GIVEN INSTRUCTION
Find the line containing "Type out the text in this image.". Retype it and every line after it through the end of the entries, exactly as written, with nothing added.

++++++++++++++++++++

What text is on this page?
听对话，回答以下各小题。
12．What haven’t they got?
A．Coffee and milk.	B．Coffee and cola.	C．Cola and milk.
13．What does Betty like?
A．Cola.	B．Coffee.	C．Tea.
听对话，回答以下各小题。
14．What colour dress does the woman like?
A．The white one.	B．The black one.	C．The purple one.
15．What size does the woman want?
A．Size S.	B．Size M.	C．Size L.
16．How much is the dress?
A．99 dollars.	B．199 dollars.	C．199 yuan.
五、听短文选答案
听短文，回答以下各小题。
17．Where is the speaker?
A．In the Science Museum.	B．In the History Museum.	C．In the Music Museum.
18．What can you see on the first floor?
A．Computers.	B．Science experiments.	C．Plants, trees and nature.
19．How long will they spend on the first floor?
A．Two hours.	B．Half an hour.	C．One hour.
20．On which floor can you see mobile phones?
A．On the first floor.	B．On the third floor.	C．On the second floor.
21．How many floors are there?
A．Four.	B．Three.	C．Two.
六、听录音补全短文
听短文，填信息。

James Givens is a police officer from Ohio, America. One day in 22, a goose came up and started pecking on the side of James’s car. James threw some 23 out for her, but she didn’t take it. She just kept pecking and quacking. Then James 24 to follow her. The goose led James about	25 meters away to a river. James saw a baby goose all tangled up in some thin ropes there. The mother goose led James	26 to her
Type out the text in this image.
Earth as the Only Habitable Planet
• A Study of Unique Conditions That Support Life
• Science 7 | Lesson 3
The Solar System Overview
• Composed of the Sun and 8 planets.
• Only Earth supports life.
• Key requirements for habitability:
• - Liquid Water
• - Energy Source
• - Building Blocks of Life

++++++++++++++++++++

IN RESPONSE
Type out the text in this image.
Earth as the Only Habitable Planet
• A Study of Unique Conditions That Support Life
• Science 7 | Lesson 3
The Solar System Overview
• Composed of the Sun and 8 planets.
• Only Earth supports life.
• Key requirements for habitability:
• - Liquid Water
• - Energy Source
• - Building Blocks of Life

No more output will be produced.